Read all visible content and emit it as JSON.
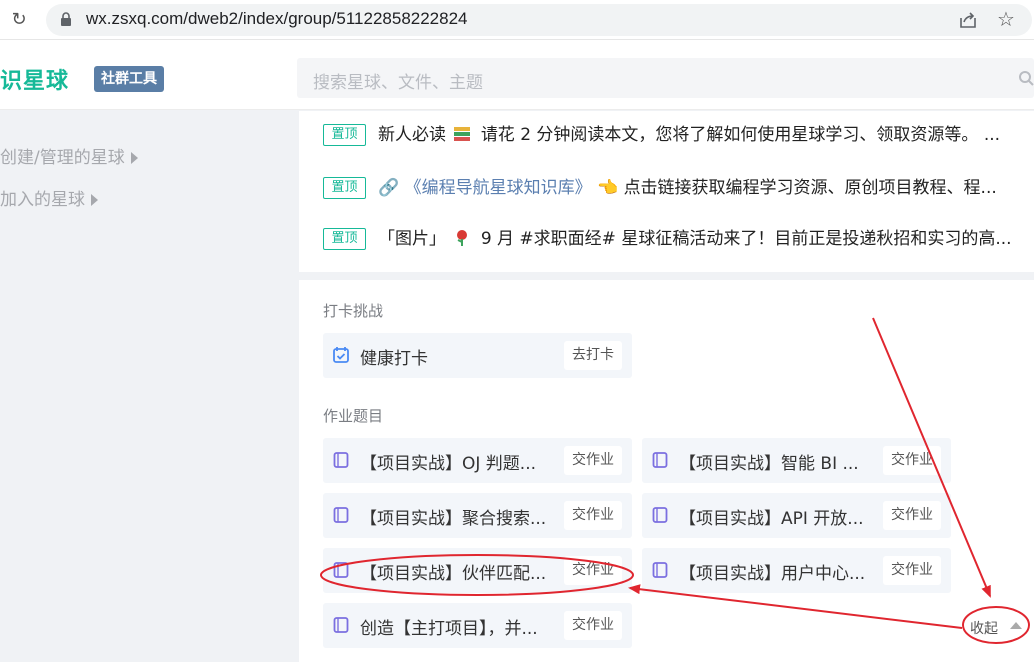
{
  "browser": {
    "url": "wx.zsxq.com/dweb2/index/group/51122858222824"
  },
  "header": {
    "logo": "识星球",
    "badge": "社群工具",
    "search_placeholder": "搜索星球、文件、主题"
  },
  "sidebar": {
    "items": [
      {
        "label": "创建/管理的星球"
      },
      {
        "label": "加入的星球"
      }
    ]
  },
  "pinned": {
    "tag": "置顶",
    "items": [
      {
        "before": "新人必读",
        "icon": "book-emoji",
        "after": "请花 2 分钟阅读本文，您将了解如何使用星球学习、领取资源等。 ..."
      },
      {
        "before": "",
        "link": "《编程导航星球知识库》",
        "icon": "pointing-hand-emoji",
        "after": "点击链接获取编程学习资源、原创项目教程、程..."
      },
      {
        "before": "「图片」",
        "icon": "rose-emoji",
        "after": "9 月 #求职面经# 星球征稿活动来了！目前正是投递秋招和实习的高..."
      }
    ]
  },
  "checkin": {
    "section_title": "打卡挑战",
    "items": [
      {
        "label": "健康打卡",
        "button": "去打卡"
      }
    ]
  },
  "homework": {
    "section_title": "作业题目",
    "items": [
      {
        "label": "【项目实战】OJ 判题...",
        "button": "交作业"
      },
      {
        "label": "【项目实战】智能 BI ...",
        "button": "交作业"
      },
      {
        "label": "【项目实战】聚合搜索...",
        "button": "交作业"
      },
      {
        "label": "【项目实战】API 开放...",
        "button": "交作业"
      },
      {
        "label": "【项目实战】伙伴匹配...",
        "button": "交作业"
      },
      {
        "label": "【项目实战】用户中心...",
        "button": "交作业"
      },
      {
        "label": "创造【主打项目】，并...",
        "button": "交作业"
      }
    ]
  },
  "collapse_label": "收起",
  "colors": {
    "brand": "#16b998",
    "badge": "#5a7ea6",
    "annotation": "#e0262f"
  }
}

:::

Set problem »
Transcribe all of the material exactly, leaving out whatever pictures it contains.

Result below »
Read all visible content and emit it as JSON.
{
  "browser": {
    "url": "wx.zsxq.com/dweb2/index/group/51122858222824"
  },
  "header": {
    "logo": "识星球",
    "badge": "社群工具",
    "search_placeholder": "搜索星球、文件、主题"
  },
  "sidebar": {
    "items": [
      {
        "label": "创建/管理的星球"
      },
      {
        "label": "加入的星球"
      }
    ]
  },
  "pinned": {
    "tag": "置顶",
    "items": [
      {
        "before": "新人必读",
        "icon": "book-emoji",
        "after": "请花 2 分钟阅读本文，您将了解如何使用星球学习、领取资源等。 ..."
      },
      {
        "before": "",
        "link": "《编程导航星球知识库》",
        "icon": "pointing-hand-emoji",
        "after": "点击链接获取编程学习资源、原创项目教程、程..."
      },
      {
        "before": "「图片」",
        "icon": "rose-emoji",
        "after": "9 月 #求职面经# 星球征稿活动来了！目前正是投递秋招和实习的高..."
      }
    ]
  },
  "checkin": {
    "section_title": "打卡挑战",
    "items": [
      {
        "label": "健康打卡",
        "button": "去打卡"
      }
    ]
  },
  "homework": {
    "section_title": "作业题目",
    "items": [
      {
        "label": "【项目实战】OJ 判题...",
        "button": "交作业"
      },
      {
        "label": "【项目实战】智能 BI ...",
        "button": "交作业"
      },
      {
        "label": "【项目实战】聚合搜索...",
        "button": "交作业"
      },
      {
        "label": "【项目实战】API 开放...",
        "button": "交作业"
      },
      {
        "label": "【项目实战】伙伴匹配...",
        "button": "交作业"
      },
      {
        "label": "【项目实战】用户中心...",
        "button": "交作业"
      },
      {
        "label": "创造【主打项目】，并...",
        "button": "交作业"
      }
    ]
  },
  "collapse_label": "收起",
  "colors": {
    "brand": "#16b998",
    "badge": "#5a7ea6",
    "annotation": "#e0262f"
  }
}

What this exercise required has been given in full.